■ Dataset items ■
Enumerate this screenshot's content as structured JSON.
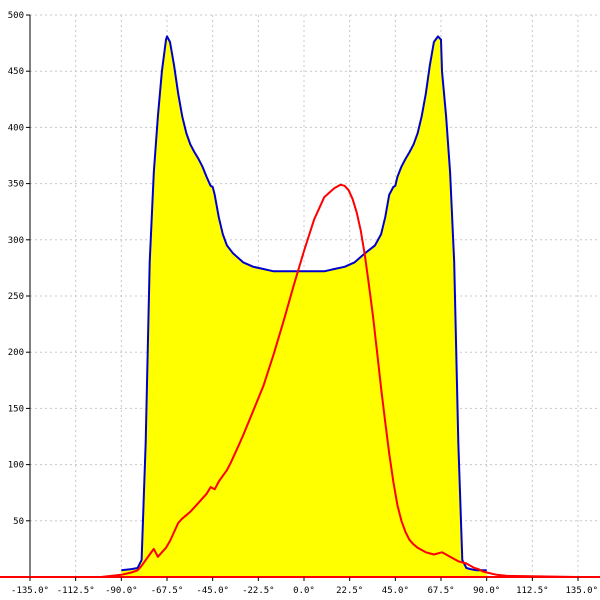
{
  "chart_data": {
    "type": "area",
    "xlim": [
      -135,
      135
    ],
    "ylim": [
      0,
      500
    ],
    "x_ticks": [
      -135,
      -112.5,
      -90,
      -67.5,
      -45,
      -22.5,
      0,
      22.5,
      45,
      67.5,
      90,
      112.5,
      135
    ],
    "x_tick_labels": [
      "-135.0°",
      "-112.5°",
      "-90.0°",
      "-67.5°",
      "-45.0°",
      "-22.5°",
      "0.0°",
      "22.5°",
      "45.0°",
      "67.5°",
      "90.0°",
      "112.5°",
      "135.0°"
    ],
    "y_ticks": [
      50,
      100,
      150,
      200,
      250,
      300,
      350,
      400,
      450,
      500
    ],
    "y_tick_labels": [
      "50",
      "100",
      "150",
      "200",
      "250",
      "300",
      "350",
      "400",
      "450",
      "500"
    ],
    "grid": true,
    "series": [
      {
        "color": "#0000cc",
        "fill": "#ffff00",
        "x": [
          -90,
          -85,
          -82,
          -80,
          -78,
          -76,
          -74,
          -72,
          -70,
          -68,
          -67.5,
          -66,
          -64,
          -62,
          -60,
          -58,
          -56,
          -54,
          -52,
          -50,
          -48,
          -46,
          -45,
          -44,
          -42,
          -40,
          -38,
          -35,
          -30,
          -25,
          -20,
          -15,
          -10,
          -5,
          0,
          5,
          10,
          15,
          20,
          25,
          30,
          35,
          38,
          40,
          42,
          44,
          45,
          46,
          48,
          50,
          52,
          54,
          56,
          58,
          60,
          62,
          64,
          66,
          67.5,
          68,
          70,
          72,
          74,
          76,
          78,
          80,
          82,
          85,
          90
        ],
        "y": [
          6,
          7,
          8,
          15,
          120,
          280,
          360,
          410,
          450,
          478,
          481,
          476,
          455,
          430,
          410,
          395,
          385,
          378,
          372,
          365,
          356,
          348,
          347,
          340,
          320,
          305,
          295,
          288,
          280,
          276,
          274,
          272,
          272,
          272,
          272,
          272,
          272,
          274,
          276,
          280,
          288,
          295,
          305,
          320,
          340,
          347,
          348,
          356,
          365,
          372,
          378,
          385,
          395,
          410,
          430,
          455,
          476,
          481,
          478,
          450,
          410,
          360,
          280,
          120,
          15,
          8,
          7,
          6,
          6
        ]
      },
      {
        "color": "#ff0000",
        "x": [
          -135,
          -100,
          -90,
          -85,
          -82,
          -80,
          -78,
          -76,
          -74,
          -72,
          -70,
          -68,
          -66,
          -64,
          -62,
          -60,
          -58,
          -56,
          -54,
          -52,
          -50,
          -48,
          -46,
          -44,
          -42,
          -40,
          -38,
          -36,
          -34,
          -32,
          -30,
          -25,
          -20,
          -15,
          -10,
          -5,
          0,
          5,
          10,
          15,
          18,
          20,
          22,
          24,
          26,
          28,
          30,
          32,
          34,
          36,
          38,
          40,
          42,
          44,
          46,
          48,
          50,
          52,
          54,
          56,
          58,
          60,
          62,
          64,
          66,
          68,
          70,
          72,
          74,
          76,
          78,
          80,
          82,
          84,
          86,
          88,
          90,
          95,
          100,
          135
        ],
        "y": [
          0,
          0,
          2,
          4,
          6,
          10,
          15,
          20,
          25,
          18,
          22,
          26,
          32,
          40,
          48,
          52,
          55,
          58,
          62,
          66,
          70,
          74,
          80,
          78,
          85,
          90,
          95,
          102,
          110,
          118,
          126,
          148,
          170,
          198,
          228,
          260,
          290,
          318,
          338,
          346,
          349,
          348,
          344,
          336,
          324,
          308,
          286,
          260,
          232,
          200,
          168,
          138,
          110,
          85,
          64,
          50,
          40,
          33,
          29,
          26,
          24,
          22,
          21,
          20,
          21,
          22,
          20,
          18,
          16,
          14,
          13,
          12,
          10,
          8,
          7,
          5,
          4,
          2,
          1,
          0
        ]
      }
    ]
  }
}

■ Written task ■
All of the records above must be copied exactly, except for the pictures.

■ Exercise output ■
Enumerate this screenshot's content as structured JSON.
{
  "chart_data": {
    "type": "area",
    "xlim": [
      -135,
      135
    ],
    "ylim": [
      0,
      500
    ],
    "x_ticks": [
      -135,
      -112.5,
      -90,
      -67.5,
      -45,
      -22.5,
      0,
      22.5,
      45,
      67.5,
      90,
      112.5,
      135
    ],
    "x_tick_labels": [
      "-135.0°",
      "-112.5°",
      "-90.0°",
      "-67.5°",
      "-45.0°",
      "-22.5°",
      "0.0°",
      "22.5°",
      "45.0°",
      "67.5°",
      "90.0°",
      "112.5°",
      "135.0°"
    ],
    "y_ticks": [
      50,
      100,
      150,
      200,
      250,
      300,
      350,
      400,
      450,
      500
    ],
    "y_tick_labels": [
      "50",
      "100",
      "150",
      "200",
      "250",
      "300",
      "350",
      "400",
      "450",
      "500"
    ],
    "grid": true,
    "series": [
      {
        "color": "#0000cc",
        "fill": "#ffff00",
        "x": [
          -90,
          -85,
          -82,
          -80,
          -78,
          -76,
          -74,
          -72,
          -70,
          -68,
          -67.5,
          -66,
          -64,
          -62,
          -60,
          -58,
          -56,
          -54,
          -52,
          -50,
          -48,
          -46,
          -45,
          -44,
          -42,
          -40,
          -38,
          -35,
          -30,
          -25,
          -20,
          -15,
          -10,
          -5,
          0,
          5,
          10,
          15,
          20,
          25,
          30,
          35,
          38,
          40,
          42,
          44,
          45,
          46,
          48,
          50,
          52,
          54,
          56,
          58,
          60,
          62,
          64,
          66,
          67.5,
          68,
          70,
          72,
          74,
          76,
          78,
          80,
          82,
          85,
          90
        ],
        "y": [
          6,
          7,
          8,
          15,
          120,
          280,
          360,
          410,
          450,
          478,
          481,
          476,
          455,
          430,
          410,
          395,
          385,
          378,
          372,
          365,
          356,
          348,
          347,
          340,
          320,
          305,
          295,
          288,
          280,
          276,
          274,
          272,
          272,
          272,
          272,
          272,
          272,
          274,
          276,
          280,
          288,
          295,
          305,
          320,
          340,
          347,
          348,
          356,
          365,
          372,
          378,
          385,
          395,
          410,
          430,
          455,
          476,
          481,
          478,
          450,
          410,
          360,
          280,
          120,
          15,
          8,
          7,
          6,
          6
        ]
      },
      {
        "color": "#ff0000",
        "x": [
          -135,
          -100,
          -90,
          -85,
          -82,
          -80,
          -78,
          -76,
          -74,
          -72,
          -70,
          -68,
          -66,
          -64,
          -62,
          -60,
          -58,
          -56,
          -54,
          -52,
          -50,
          -48,
          -46,
          -44,
          -42,
          -40,
          -38,
          -36,
          -34,
          -32,
          -30,
          -25,
          -20,
          -15,
          -10,
          -5,
          0,
          5,
          10,
          15,
          18,
          20,
          22,
          24,
          26,
          28,
          30,
          32,
          34,
          36,
          38,
          40,
          42,
          44,
          46,
          48,
          50,
          52,
          54,
          56,
          58,
          60,
          62,
          64,
          66,
          68,
          70,
          72,
          74,
          76,
          78,
          80,
          82,
          84,
          86,
          88,
          90,
          95,
          100,
          135
        ],
        "y": [
          0,
          0,
          2,
          4,
          6,
          10,
          15,
          20,
          25,
          18,
          22,
          26,
          32,
          40,
          48,
          52,
          55,
          58,
          62,
          66,
          70,
          74,
          80,
          78,
          85,
          90,
          95,
          102,
          110,
          118,
          126,
          148,
          170,
          198,
          228,
          260,
          290,
          318,
          338,
          346,
          349,
          348,
          344,
          336,
          324,
          308,
          286,
          260,
          232,
          200,
          168,
          138,
          110,
          85,
          64,
          50,
          40,
          33,
          29,
          26,
          24,
          22,
          21,
          20,
          21,
          22,
          20,
          18,
          16,
          14,
          13,
          12,
          10,
          8,
          7,
          5,
          4,
          2,
          1,
          0
        ]
      }
    ]
  }
}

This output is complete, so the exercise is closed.